- **Do this**:
Skip the pictures. Copy all the rest of the records down exactly.

- **Provided records**:
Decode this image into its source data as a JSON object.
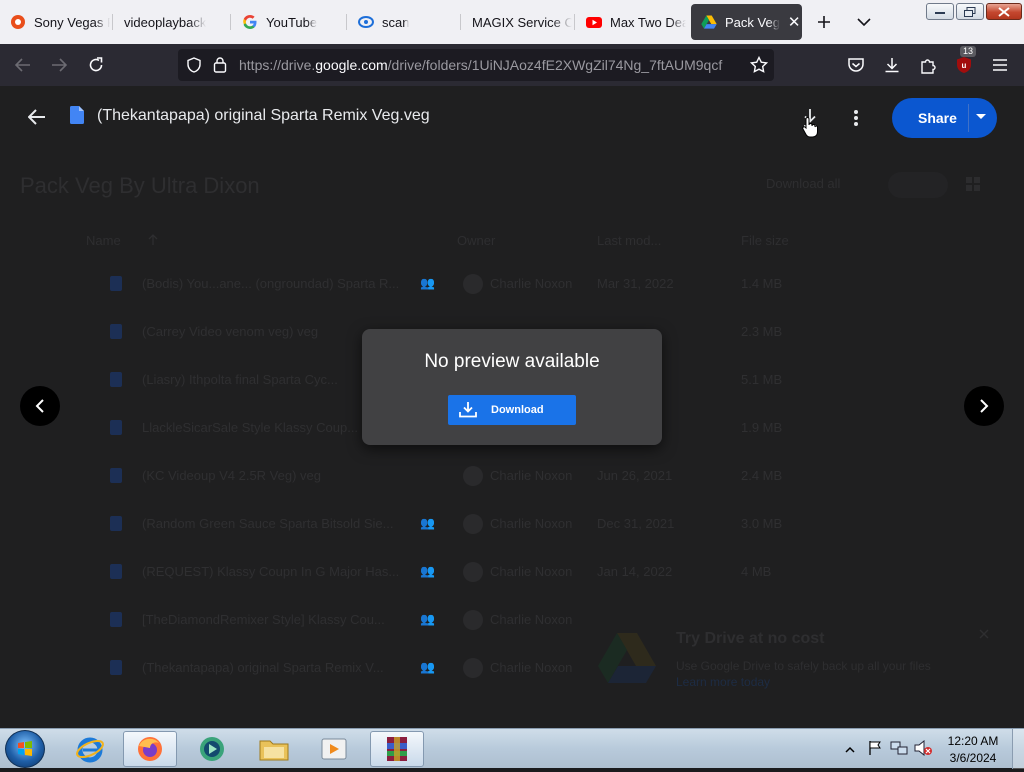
{
  "browser": {
    "tabs": [
      {
        "title": "Sony Vegas Pr",
        "icon": "sony-vegas-favicon",
        "active": false
      },
      {
        "title": "videoplayback",
        "icon": "none",
        "active": false
      },
      {
        "title": "YouTube",
        "icon": "google-favicon",
        "active": false
      },
      {
        "title": "scan",
        "icon": "scan-favicon",
        "active": false
      },
      {
        "title": "MAGIX Service Ce",
        "icon": "none",
        "active": false
      },
      {
        "title": "Max Two Dea",
        "icon": "youtube-favicon",
        "active": false
      },
      {
        "title": "Pack Veg B",
        "icon": "google-drive-favicon",
        "active": true
      }
    ],
    "url_prefix": "https://drive.",
    "url_host": "google.com",
    "url_path": "/drive/folders/1UiNJAoz4fE2XWgZil74Ng_7ftAUM9qcf",
    "extension_badge": "13"
  },
  "viewer": {
    "file_title": "(Thekantapapa) original Sparta Remix Veg.veg",
    "share_label": "Share",
    "no_preview_message": "No preview available",
    "download_label": "Download"
  },
  "drive": {
    "folder_title": "Pack Veg By Ultra Dixon",
    "download_all_label": "Download all",
    "columns": {
      "name": "Name",
      "owner": "Owner",
      "last_modified": "Last mod...",
      "file_size": "File size"
    },
    "rows": [
      {
        "name": "(Bodis) You...ane... (ongroundad) Sparta R...",
        "owner": "Charlie Noxon",
        "date": "Mar 31, 2022",
        "size": "1.4 MB"
      },
      {
        "name": "(Carrey Video venom veg) veg",
        "owner": "",
        "date": "",
        "size": "2.3 MB"
      },
      {
        "name": "(Liasry) Ithpolta final Sparta Cyc...",
        "owner": "",
        "date": "",
        "size": "5.1 MB"
      },
      {
        "name": "LlackleSicarSale Style Klassy Coup...",
        "owner": "",
        "date": "",
        "size": "1.9 MB"
      },
      {
        "name": "(KC Videoup V4 2.5R Veg) veg",
        "owner": "Charlie Noxon",
        "date": "Jun 26, 2021",
        "size": "2.4 MB"
      },
      {
        "name": "(Random Green Sauce Sparta Bitsold Sie...",
        "owner": "Charlie Noxon",
        "date": "Dec 31, 2021",
        "size": "3.0 MB"
      },
      {
        "name": "(REQUEST) Klassy Coupn In G Major Has...",
        "owner": "Charlie Noxon",
        "date": "Jan 14, 2022",
        "size": "4 MB"
      },
      {
        "name": "[TheDiamondRemixer Style] Klassy Cou...",
        "owner": "Charlie Noxon",
        "date": "",
        "size": ""
      },
      {
        "name": "(Thekantapapa) original Sparta Remix V...",
        "owner": "Charlie Noxon",
        "date": "",
        "size": ""
      }
    ],
    "promo_title": "Try Drive at no cost",
    "promo_body": "Use Google Drive to safely back up all your files",
    "promo_link": "Learn more today"
  },
  "taskbar": {
    "apps": [
      "internet-explorer",
      "firefox",
      "media-player",
      "file-explorer",
      "video-editor",
      "winrar"
    ],
    "time": "12:20 AM",
    "date": "3/6/2024"
  },
  "colors": {
    "share_blue": "#0b57d0",
    "download_blue": "#1a73e8",
    "dialog_bg": "#414143",
    "tab_active": "#3a3a40"
  }
}
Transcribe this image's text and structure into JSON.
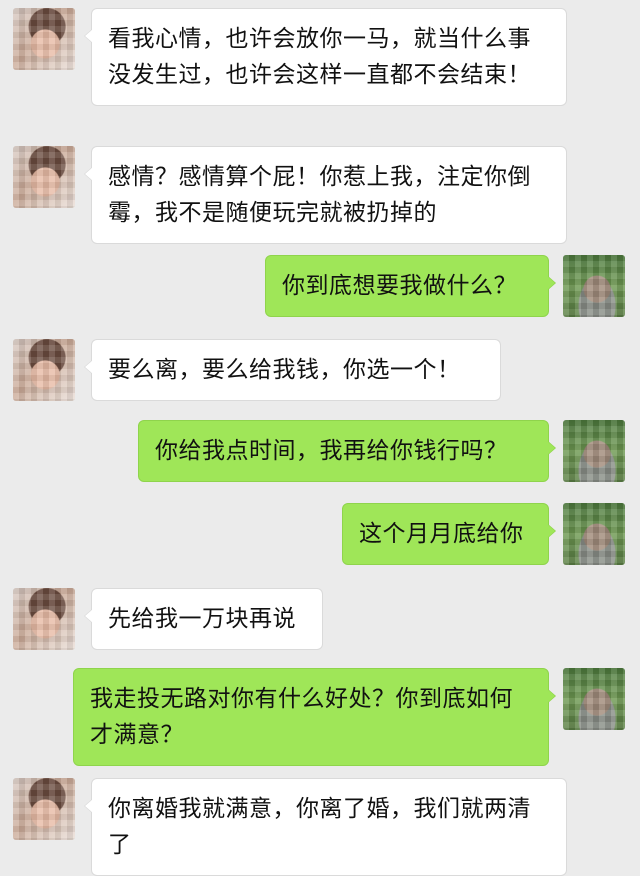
{
  "colors": {
    "background": "#ebebeb",
    "incoming_bubble": "#ffffff",
    "outgoing_bubble": "#9fe658"
  },
  "messages": [
    {
      "side": "left",
      "text": "看我心情，也许会放你一马，就当什么事没发生过，也许会这样一直都不会结束！"
    },
    {
      "side": "left",
      "text": "感情？感情算个屁！你惹上我，注定你倒霉，我不是随便玩完就被扔掉的"
    },
    {
      "side": "right",
      "text": "你到底想要我做什么？"
    },
    {
      "side": "left",
      "text": "要么离，要么给我钱，你选一个！"
    },
    {
      "side": "right",
      "text": "你给我点时间，我再给你钱行吗？"
    },
    {
      "side": "right",
      "text": "这个月月底给你"
    },
    {
      "side": "left",
      "text": "先给我一万块再说"
    },
    {
      "side": "right",
      "text": "我走投无路对你有什么好处？你到底如何才满意？"
    },
    {
      "side": "left",
      "text": "你离婚我就满意，你离了婚，我们就两清了"
    }
  ]
}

- **Answer for the task**:
Decode this image into its source data as a JSON object.
{
  "browser": {
    "tabs": [
      {
        "title": "Sony Vegas Pr",
        "icon": "sony-vegas-favicon",
        "active": false
      },
      {
        "title": "videoplayback",
        "icon": "none",
        "active": false
      },
      {
        "title": "YouTube",
        "icon": "google-favicon",
        "active": false
      },
      {
        "title": "scan",
        "icon": "scan-favicon",
        "active": false
      },
      {
        "title": "MAGIX Service Ce",
        "icon": "none",
        "active": false
      },
      {
        "title": "Max Two Dea",
        "icon": "youtube-favicon",
        "active": false
      },
      {
        "title": "Pack Veg B",
        "icon": "google-drive-favicon",
        "active": true
      }
    ],
    "url_prefix": "https://drive.",
    "url_host": "google.com",
    "url_path": "/drive/folders/1UiNJAoz4fE2XWgZil74Ng_7ftAUM9qcf",
    "extension_badge": "13"
  },
  "viewer": {
    "file_title": "(Thekantapapa) original Sparta Remix Veg.veg",
    "share_label": "Share",
    "no_preview_message": "No preview available",
    "download_label": "Download"
  },
  "drive": {
    "folder_title": "Pack Veg By Ultra Dixon",
    "download_all_label": "Download all",
    "columns": {
      "name": "Name",
      "owner": "Owner",
      "last_modified": "Last mod...",
      "file_size": "File size"
    },
    "rows": [
      {
        "name": "(Bodis) You...ane... (ongroundad) Sparta R...",
        "owner": "Charlie Noxon",
        "date": "Mar 31, 2022",
        "size": "1.4 MB"
      },
      {
        "name": "(Carrey Video venom veg) veg",
        "owner": "",
        "date": "",
        "size": "2.3 MB"
      },
      {
        "name": "(Liasry) Ithpolta final Sparta Cyc...",
        "owner": "",
        "date": "",
        "size": "5.1 MB"
      },
      {
        "name": "LlackleSicarSale Style Klassy Coup...",
        "owner": "",
        "date": "",
        "size": "1.9 MB"
      },
      {
        "name": "(KC Videoup V4 2.5R Veg) veg",
        "owner": "Charlie Noxon",
        "date": "Jun 26, 2021",
        "size": "2.4 MB"
      },
      {
        "name": "(Random Green Sauce Sparta Bitsold Sie...",
        "owner": "Charlie Noxon",
        "date": "Dec 31, 2021",
        "size": "3.0 MB"
      },
      {
        "name": "(REQUEST) Klassy Coupn In G Major Has...",
        "owner": "Charlie Noxon",
        "date": "Jan 14, 2022",
        "size": "4 MB"
      },
      {
        "name": "[TheDiamondRemixer Style] Klassy Cou...",
        "owner": "Charlie Noxon",
        "date": "",
        "size": ""
      },
      {
        "name": "(Thekantapapa) original Sparta Remix V...",
        "owner": "Charlie Noxon",
        "date": "",
        "size": ""
      }
    ],
    "promo_title": "Try Drive at no cost",
    "promo_body": "Use Google Drive to safely back up all your files",
    "promo_link": "Learn more today"
  },
  "taskbar": {
    "apps": [
      "internet-explorer",
      "firefox",
      "media-player",
      "file-explorer",
      "video-editor",
      "winrar"
    ],
    "time": "12:20 AM",
    "date": "3/6/2024"
  },
  "colors": {
    "share_blue": "#0b57d0",
    "download_blue": "#1a73e8",
    "dialog_bg": "#414143",
    "tab_active": "#3a3a40"
  }
}
Transcribe this image's text and structure into JSON.
{
  "colors": {
    "background": "#ebebeb",
    "incoming_bubble": "#ffffff",
    "outgoing_bubble": "#9fe658"
  },
  "messages": [
    {
      "side": "left",
      "text": "看我心情，也许会放你一马，就当什么事没发生过，也许会这样一直都不会结束！"
    },
    {
      "side": "left",
      "text": "感情？感情算个屁！你惹上我，注定你倒霉，我不是随便玩完就被扔掉的"
    },
    {
      "side": "right",
      "text": "你到底想要我做什么？"
    },
    {
      "side": "left",
      "text": "要么离，要么给我钱，你选一个！"
    },
    {
      "side": "right",
      "text": "你给我点时间，我再给你钱行吗？"
    },
    {
      "side": "right",
      "text": "这个月月底给你"
    },
    {
      "side": "left",
      "text": "先给我一万块再说"
    },
    {
      "side": "right",
      "text": "我走投无路对你有什么好处？你到底如何才满意？"
    },
    {
      "side": "left",
      "text": "你离婚我就满意，你离了婚，我们就两清了"
    }
  ]
}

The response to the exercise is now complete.